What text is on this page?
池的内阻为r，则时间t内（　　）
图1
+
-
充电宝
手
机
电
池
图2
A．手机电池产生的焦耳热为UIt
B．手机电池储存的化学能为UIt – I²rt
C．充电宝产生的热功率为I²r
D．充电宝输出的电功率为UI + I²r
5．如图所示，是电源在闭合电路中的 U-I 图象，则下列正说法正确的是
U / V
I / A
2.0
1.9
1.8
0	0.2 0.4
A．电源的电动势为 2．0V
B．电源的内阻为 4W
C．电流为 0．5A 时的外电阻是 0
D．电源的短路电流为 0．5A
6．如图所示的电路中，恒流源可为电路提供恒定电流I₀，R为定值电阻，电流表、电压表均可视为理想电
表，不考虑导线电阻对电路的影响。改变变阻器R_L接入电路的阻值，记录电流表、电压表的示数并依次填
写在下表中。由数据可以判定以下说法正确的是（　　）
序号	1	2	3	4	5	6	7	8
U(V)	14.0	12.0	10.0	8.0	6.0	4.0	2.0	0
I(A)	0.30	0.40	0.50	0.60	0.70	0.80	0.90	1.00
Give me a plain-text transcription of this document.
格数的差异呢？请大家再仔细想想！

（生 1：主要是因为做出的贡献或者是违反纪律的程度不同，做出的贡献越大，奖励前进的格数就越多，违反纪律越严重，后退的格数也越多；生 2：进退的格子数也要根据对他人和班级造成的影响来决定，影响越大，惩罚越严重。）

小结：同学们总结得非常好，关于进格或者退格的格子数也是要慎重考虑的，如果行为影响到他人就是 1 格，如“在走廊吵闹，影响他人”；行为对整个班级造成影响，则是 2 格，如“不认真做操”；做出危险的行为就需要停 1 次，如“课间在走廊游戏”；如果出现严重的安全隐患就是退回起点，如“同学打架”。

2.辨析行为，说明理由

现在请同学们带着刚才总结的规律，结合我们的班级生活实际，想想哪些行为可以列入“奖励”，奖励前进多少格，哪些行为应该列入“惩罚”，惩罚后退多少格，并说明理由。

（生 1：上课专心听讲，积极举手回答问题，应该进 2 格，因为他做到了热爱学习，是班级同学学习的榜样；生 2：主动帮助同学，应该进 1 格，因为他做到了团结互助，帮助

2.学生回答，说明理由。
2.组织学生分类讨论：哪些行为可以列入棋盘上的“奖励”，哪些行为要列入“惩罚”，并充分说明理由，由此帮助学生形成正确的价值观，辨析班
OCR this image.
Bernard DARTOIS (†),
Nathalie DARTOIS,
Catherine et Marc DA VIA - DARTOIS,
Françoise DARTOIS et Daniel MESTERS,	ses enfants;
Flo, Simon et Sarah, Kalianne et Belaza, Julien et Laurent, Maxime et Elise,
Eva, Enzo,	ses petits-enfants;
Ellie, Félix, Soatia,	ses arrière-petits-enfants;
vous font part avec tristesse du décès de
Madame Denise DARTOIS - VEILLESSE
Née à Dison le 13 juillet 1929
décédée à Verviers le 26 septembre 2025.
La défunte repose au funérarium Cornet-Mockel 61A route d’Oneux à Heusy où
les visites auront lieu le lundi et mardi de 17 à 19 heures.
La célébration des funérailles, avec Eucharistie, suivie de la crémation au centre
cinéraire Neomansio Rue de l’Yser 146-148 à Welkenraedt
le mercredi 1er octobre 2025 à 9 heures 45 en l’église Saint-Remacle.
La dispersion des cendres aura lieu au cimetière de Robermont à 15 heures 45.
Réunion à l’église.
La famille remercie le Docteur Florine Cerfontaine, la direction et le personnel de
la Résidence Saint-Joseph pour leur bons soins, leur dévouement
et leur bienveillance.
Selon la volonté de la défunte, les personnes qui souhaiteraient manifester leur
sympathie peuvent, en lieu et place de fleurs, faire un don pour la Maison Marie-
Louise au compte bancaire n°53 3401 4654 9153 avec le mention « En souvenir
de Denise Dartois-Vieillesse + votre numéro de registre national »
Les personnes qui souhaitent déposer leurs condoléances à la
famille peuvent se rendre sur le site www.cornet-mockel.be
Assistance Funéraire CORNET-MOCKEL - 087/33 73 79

**Problem to work on:** Go through the listing and copy all of it exactly.

**Reply to the exercise:**
What text is on this page?
池的内阻为r，则时间t内（　　）
图1
+
-
充电宝
手
机
电
池
图2
A．手机电池产生的焦耳热为UIt
B．手机电池储存的化学能为UIt – I²rt
C．充电宝产生的热功率为I²r
D．充电宝输出的电功率为UI + I²r
5．如图所示，是电源在闭合电路中的 U-I 图象，则下列正说法正确的是
U / V
I / A
2.0
1.9
1.8
0	0.2 0.4
A．电源的电动势为 2．0V
B．电源的内阻为 4W
C．电流为 0．5A 时的外电阻是 0
D．电源的短路电流为 0．5A
6．如图所示的电路中，恒流源可为电路提供恒定电流I₀，R为定值电阻，电流表、电压表均可视为理想电
表，不考虑导线电阻对电路的影响。改变变阻器R_L接入电路的阻值，记录电流表、电压表的示数并依次填
写在下表中。由数据可以判定以下说法正确的是（　　）
序号	1	2	3	4	5	6	7	8
U(V)	14.0	12.0	10.0	8.0	6.0	4.0	2.0	0
I(A)	0.30	0.40	0.50	0.60	0.70	0.80	0.90	1.00
Give me a plain-text transcription of this document.
格数的差异呢？请大家再仔细想想！

（生 1：主要是因为做出的贡献或者是违反纪律的程度不同，做出的贡献越大，奖励前进的格数就越多，违反纪律越严重，后退的格数也越多；生 2：进退的格子数也要根据对他人和班级造成的影响来决定，影响越大，惩罚越严重。）

小结：同学们总结得非常好，关于进格或者退格的格子数也是要慎重考虑的，如果行为影响到他人就是 1 格，如“在走廊吵闹，影响他人”；行为对整个班级造成影响，则是 2 格，如“不认真做操”；做出危险的行为就需要停 1 次，如“课间在走廊游戏”；如果出现严重的安全隐患就是退回起点，如“同学打架”。

2.辨析行为，说明理由

现在请同学们带着刚才总结的规律，结合我们的班级生活实际，想想哪些行为可以列入“奖励”，奖励前进多少格，哪些行为应该列入“惩罚”，惩罚后退多少格，并说明理由。

（生 1：上课专心听讲，积极举手回答问题，应该进 2 格，因为他做到了热爱学习，是班级同学学习的榜样；生 2：主动帮助同学，应该进 1 格，因为他做到了团结互助，帮助

2.学生回答，说明理由。
2.组织学生分类讨论：哪些行为可以列入棋盘上的“奖励”，哪些行为要列入“惩罚”，并充分说明理由，由此帮助学生形成正确的价值观，辨析班
OCR this image.
Bernard DARTOIS (†),
Nathalie DARTOIS,
Catherine et Marc DA VIA - DARTOIS,
Françoise DARTOIS et Daniel MESTERS,	ses enfants;
Flo, Simon et Sarah, Kalianne et Belaza, Julien et Laurent, Maxime et Elise,
Eva, Enzo,	ses petits-enfants;
Ellie, Félix, Soatia,	ses arrière-petits-enfants;
vous font part avec tristesse du décès de
Madame Denise DARTOIS - VEILLESSE
Née à Dison le 13 juillet 1929
décédée à Verviers le 26 septembre 2025.
La défunte repose au funérarium Cornet-Mockel 61A route d’Oneux à Heusy où
les visites auront lieu le lundi et mardi de 17 à 19 heures.
La célébration des funérailles, avec Eucharistie, suivie de la crémation au centre
cinéraire Neomansio Rue de l’Yser 146-148 à Welkenraedt
le mercredi 1er octobre 2025 à 9 heures 45 en l’église Saint-Remacle.
La dispersion des cendres aura lieu au cimetière de Robermont à 15 heures 45.
Réunion à l’église.
La famille remercie le Docteur Florine Cerfontaine, la direction et le personnel de
la Résidence Saint-Joseph pour leur bons soins, leur dévouement
et leur bienveillance.
Selon la volonté de la défunte, les personnes qui souhaiteraient manifester leur
sympathie peuvent, en lieu et place de fleurs, faire un don pour la Maison Marie-
Louise au compte bancaire n°53 3401 4654 9153 avec le mention « En souvenir
de Denise Dartois-Vieillesse + votre numéro de registre national »
Les personnes qui souhaitent déposer leurs condoléances à la
famille peuvent se rendre sur le site www.cornet-mockel.be
Assistance Funéraire CORNET-MOCKEL - 087/33 73 79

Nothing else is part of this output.